Let $\mathbb{N}$ denote the set of positive integers. The Collatz function $f:\mathbb{N}\to\mathbb{N}$ is given by $f(n) = n/2$ for $n$ even and $f(n) = 3n+1$ for $n$ odd. Given $k\in\mathbb{N}$ we associate to $k$ its Collatz sequence $(c^{(k)}_n)_{n\in\mathbb{N}}$ given inductively by $$c^{(k)}(1) = k\text{ and } c^{(k)}_{n+1} = f(c^{(k)}_n)\text{ for all } n\geq 1.$$ One version of the Collatz conjecture states that $$1\in \text{im}(c^{(k)}) \text{ for all }k\in\mathbb{N}.$$ Note that for all $k\in\mathbb{N}$ the sequence $c^{(k)}$ is either injective or eventually periodic. So any $c^{(k)}$ with $1\notin \text{im}(c^{(k)})$ would be either

(1) injective or

(2) eventually contain a period not containing $1$.

Question. Can the current state of research exclude one of the cases (1), (2)?

### Prompt 1:
Answer the following about the text on the Collatz conjecture:
(a) What value does the Collatz function give for an odd n?
(b) What is the first term of the Collatz sequence associated to k?
(c) Which two possibilities does the text name for every sequence c^(k), for all k in ℕ?
### Prompt 2:
Convert the records, beginning at their first line and continuing through the line containing "slide-thumbnail[interactable]: 1 11", into a JSON list of strings with one string per line and no blank lines.

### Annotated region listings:
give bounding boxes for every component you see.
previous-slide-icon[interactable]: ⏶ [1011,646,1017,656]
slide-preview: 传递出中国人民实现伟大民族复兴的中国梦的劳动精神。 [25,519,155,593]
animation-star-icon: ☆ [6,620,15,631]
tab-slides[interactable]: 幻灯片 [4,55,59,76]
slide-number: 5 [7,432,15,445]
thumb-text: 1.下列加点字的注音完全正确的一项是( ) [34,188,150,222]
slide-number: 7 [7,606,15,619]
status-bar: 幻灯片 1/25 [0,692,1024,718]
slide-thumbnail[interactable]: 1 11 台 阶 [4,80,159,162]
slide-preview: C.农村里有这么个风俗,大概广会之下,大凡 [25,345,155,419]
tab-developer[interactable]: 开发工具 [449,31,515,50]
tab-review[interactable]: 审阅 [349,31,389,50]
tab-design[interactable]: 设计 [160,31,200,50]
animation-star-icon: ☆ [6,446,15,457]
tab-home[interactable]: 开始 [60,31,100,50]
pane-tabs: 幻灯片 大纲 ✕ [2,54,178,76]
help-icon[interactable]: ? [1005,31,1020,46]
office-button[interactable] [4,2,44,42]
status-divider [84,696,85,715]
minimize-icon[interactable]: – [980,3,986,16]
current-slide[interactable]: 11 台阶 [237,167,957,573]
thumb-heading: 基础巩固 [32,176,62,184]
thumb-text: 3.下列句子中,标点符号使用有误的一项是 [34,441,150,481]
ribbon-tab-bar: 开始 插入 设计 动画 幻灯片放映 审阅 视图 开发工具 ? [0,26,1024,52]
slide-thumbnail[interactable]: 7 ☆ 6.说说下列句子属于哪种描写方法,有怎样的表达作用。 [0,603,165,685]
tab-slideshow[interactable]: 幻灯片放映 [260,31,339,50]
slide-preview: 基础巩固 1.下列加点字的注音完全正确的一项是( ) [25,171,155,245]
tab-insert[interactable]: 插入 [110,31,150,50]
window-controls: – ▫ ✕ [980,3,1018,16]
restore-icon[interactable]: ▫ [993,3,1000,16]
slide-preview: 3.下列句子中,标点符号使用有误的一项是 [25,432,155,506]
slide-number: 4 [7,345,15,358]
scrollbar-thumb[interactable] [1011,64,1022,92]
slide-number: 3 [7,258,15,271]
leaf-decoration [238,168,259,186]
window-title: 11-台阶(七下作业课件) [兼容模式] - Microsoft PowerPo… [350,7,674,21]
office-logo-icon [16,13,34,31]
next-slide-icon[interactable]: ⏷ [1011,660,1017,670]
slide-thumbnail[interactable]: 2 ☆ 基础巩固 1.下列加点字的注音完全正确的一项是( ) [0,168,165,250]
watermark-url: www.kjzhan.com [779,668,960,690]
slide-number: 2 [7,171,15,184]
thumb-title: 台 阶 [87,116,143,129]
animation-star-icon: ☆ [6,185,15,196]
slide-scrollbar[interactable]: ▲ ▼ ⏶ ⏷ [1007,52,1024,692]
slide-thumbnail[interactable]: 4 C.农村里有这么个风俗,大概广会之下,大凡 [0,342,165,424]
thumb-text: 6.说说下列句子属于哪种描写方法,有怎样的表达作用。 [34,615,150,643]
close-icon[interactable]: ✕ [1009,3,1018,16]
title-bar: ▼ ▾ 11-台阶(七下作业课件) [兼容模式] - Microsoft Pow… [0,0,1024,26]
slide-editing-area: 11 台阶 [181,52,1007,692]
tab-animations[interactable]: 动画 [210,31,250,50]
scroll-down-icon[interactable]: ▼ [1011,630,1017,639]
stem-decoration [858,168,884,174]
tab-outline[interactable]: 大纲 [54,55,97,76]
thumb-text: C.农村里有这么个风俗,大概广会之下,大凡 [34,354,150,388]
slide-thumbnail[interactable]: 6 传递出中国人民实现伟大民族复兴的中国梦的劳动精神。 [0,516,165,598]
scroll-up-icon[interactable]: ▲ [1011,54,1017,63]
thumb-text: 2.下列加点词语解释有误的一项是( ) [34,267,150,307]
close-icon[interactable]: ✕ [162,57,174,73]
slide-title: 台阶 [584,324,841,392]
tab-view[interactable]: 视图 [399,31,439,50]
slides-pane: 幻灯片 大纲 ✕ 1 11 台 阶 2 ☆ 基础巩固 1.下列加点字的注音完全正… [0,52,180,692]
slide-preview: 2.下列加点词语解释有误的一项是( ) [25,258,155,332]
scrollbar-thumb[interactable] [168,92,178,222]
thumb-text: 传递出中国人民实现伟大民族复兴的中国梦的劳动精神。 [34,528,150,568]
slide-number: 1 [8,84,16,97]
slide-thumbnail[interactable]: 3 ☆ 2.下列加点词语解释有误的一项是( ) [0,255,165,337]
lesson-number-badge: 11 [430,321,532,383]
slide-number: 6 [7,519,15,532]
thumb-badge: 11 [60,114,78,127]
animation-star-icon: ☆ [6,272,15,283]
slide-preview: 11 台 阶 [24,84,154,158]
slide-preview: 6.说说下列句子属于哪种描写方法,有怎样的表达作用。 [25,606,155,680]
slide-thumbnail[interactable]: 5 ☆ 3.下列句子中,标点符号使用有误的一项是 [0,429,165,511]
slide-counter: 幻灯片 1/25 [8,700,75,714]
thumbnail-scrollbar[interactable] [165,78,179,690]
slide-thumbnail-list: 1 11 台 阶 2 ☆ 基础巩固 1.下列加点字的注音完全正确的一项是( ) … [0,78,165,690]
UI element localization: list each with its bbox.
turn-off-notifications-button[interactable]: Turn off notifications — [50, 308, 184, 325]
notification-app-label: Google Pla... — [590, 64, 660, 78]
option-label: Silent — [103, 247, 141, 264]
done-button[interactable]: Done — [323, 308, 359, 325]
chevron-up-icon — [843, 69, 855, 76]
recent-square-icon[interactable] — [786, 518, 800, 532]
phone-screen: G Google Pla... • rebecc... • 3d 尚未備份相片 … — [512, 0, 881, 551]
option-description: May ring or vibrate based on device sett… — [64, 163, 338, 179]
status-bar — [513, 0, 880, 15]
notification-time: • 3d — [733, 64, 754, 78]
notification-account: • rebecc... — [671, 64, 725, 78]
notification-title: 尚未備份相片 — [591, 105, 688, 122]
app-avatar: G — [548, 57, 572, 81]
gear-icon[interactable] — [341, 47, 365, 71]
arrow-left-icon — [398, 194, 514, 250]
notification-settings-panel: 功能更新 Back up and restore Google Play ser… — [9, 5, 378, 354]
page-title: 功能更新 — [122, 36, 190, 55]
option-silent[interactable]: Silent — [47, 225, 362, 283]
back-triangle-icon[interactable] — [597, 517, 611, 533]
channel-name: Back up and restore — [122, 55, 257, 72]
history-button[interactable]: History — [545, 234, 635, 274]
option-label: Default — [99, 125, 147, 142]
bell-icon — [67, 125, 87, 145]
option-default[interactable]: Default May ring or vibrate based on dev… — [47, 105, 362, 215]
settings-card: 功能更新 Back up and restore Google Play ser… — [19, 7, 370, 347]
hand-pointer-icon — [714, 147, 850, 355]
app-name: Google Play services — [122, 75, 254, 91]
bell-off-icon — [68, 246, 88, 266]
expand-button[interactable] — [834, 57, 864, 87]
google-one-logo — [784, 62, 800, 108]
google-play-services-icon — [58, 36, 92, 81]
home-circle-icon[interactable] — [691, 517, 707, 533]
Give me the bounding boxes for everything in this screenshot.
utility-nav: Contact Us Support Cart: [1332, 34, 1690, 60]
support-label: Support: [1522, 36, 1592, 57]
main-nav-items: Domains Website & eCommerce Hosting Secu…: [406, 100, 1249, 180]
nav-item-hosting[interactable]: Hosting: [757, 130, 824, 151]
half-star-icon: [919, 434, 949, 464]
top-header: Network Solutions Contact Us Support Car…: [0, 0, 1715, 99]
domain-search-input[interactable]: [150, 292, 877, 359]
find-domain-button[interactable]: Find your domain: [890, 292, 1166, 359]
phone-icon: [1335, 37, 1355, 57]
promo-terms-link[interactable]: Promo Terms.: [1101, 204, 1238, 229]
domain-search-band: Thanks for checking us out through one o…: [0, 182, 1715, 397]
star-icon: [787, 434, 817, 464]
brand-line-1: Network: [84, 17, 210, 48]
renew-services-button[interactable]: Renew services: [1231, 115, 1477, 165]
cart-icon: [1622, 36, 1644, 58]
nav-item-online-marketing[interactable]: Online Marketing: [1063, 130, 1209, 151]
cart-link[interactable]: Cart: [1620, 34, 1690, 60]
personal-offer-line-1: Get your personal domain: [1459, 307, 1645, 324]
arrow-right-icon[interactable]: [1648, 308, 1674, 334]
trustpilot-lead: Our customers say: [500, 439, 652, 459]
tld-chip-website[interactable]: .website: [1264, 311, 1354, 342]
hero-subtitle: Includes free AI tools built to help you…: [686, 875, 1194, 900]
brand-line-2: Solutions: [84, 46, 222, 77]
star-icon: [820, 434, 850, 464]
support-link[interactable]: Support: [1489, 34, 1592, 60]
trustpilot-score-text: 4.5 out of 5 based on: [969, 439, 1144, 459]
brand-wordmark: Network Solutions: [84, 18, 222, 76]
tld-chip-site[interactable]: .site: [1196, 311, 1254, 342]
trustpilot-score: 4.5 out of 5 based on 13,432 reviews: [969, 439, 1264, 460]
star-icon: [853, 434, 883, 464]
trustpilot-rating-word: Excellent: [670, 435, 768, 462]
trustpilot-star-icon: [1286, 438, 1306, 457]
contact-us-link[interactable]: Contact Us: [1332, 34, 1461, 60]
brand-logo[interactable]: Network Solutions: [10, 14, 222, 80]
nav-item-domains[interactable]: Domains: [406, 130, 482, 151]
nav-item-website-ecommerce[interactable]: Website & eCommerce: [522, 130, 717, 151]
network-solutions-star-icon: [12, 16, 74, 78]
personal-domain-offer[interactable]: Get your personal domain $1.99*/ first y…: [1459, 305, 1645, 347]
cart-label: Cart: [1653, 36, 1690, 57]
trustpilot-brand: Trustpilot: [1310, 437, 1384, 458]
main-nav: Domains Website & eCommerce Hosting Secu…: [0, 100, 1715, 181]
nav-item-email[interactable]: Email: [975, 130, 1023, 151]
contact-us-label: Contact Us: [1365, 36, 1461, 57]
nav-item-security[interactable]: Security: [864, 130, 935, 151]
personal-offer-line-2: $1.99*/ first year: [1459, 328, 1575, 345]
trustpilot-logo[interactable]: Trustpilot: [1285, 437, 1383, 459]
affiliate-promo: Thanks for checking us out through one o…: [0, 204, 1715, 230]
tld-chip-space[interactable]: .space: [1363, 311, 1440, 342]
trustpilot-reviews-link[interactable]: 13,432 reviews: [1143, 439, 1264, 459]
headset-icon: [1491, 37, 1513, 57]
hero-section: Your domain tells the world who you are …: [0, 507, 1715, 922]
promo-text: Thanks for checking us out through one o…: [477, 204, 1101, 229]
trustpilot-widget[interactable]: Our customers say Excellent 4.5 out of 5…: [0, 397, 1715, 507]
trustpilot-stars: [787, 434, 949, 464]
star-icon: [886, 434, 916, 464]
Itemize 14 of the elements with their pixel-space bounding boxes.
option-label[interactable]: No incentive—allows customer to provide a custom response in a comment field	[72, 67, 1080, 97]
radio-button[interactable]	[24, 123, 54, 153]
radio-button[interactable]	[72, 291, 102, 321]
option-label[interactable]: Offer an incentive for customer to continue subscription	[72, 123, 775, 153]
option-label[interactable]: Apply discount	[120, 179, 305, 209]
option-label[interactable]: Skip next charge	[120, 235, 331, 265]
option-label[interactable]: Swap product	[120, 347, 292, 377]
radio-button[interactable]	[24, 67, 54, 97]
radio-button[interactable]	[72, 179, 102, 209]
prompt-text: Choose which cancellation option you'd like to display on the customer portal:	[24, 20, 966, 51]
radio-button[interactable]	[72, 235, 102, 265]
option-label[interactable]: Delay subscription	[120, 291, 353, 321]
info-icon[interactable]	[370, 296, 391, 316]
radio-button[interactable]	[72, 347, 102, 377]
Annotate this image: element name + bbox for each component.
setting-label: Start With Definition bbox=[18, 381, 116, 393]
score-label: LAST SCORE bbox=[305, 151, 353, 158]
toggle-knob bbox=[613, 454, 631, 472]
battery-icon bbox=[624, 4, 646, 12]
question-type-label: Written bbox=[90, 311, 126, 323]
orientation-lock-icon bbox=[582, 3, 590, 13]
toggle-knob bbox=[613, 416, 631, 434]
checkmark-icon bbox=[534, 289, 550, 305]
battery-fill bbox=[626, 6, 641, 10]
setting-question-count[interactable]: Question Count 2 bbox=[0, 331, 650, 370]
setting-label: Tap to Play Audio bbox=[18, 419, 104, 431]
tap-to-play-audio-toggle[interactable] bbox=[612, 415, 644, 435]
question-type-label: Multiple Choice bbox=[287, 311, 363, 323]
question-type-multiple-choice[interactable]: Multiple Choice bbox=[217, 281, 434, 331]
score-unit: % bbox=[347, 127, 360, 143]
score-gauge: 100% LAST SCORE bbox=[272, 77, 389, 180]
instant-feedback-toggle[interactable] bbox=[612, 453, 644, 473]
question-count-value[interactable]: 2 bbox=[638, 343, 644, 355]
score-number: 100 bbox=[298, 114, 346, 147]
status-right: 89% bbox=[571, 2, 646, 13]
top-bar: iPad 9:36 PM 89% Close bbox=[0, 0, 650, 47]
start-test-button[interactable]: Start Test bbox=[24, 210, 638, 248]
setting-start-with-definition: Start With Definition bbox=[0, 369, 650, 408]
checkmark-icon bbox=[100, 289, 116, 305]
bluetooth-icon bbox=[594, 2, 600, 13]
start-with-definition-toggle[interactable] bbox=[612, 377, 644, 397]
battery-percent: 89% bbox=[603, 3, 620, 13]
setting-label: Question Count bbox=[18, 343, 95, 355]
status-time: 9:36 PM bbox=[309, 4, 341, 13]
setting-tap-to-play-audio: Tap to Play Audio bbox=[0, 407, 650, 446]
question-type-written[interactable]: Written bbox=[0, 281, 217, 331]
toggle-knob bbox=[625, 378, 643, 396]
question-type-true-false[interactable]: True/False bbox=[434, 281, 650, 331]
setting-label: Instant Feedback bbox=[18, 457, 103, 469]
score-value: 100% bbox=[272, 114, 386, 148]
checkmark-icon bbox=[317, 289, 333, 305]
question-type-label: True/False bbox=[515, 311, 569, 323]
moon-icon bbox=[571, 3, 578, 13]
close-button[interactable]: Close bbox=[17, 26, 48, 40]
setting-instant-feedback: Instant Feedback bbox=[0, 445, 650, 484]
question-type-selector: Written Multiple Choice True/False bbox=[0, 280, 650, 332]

### Task output 1:
(a) 3n+1
(b) k
(c) It is either injective or eventually periodic.

### Task output 2:
[
  "give bounding boxes for every component you see.",
  "previous-slide-icon[interactable]: ⏶ [1011,646,1017,656]",
  "slide-preview: 传递出中国人民实现伟大民族复兴的中国梦的劳动精神。 [25,519,155,593]",
  "animation-star-icon: ☆ [6,620,15,631]",
  "tab-slides[interactable]: 幻灯片 [4,55,59,76]",
  "slide-number: 5 [7,432,15,445]",
  "thumb-text: 1.下列加点字的注音完全正确的一项是( ) [34,188,150,222]",
  "slide-number: 7 [7,606,15,619]",
  "status-bar: 幻灯片 1/25 [0,692,1024,718]",
  "slide-thumbnail[interactable]: 1 11 台 阶 [4,80,159,162]"
]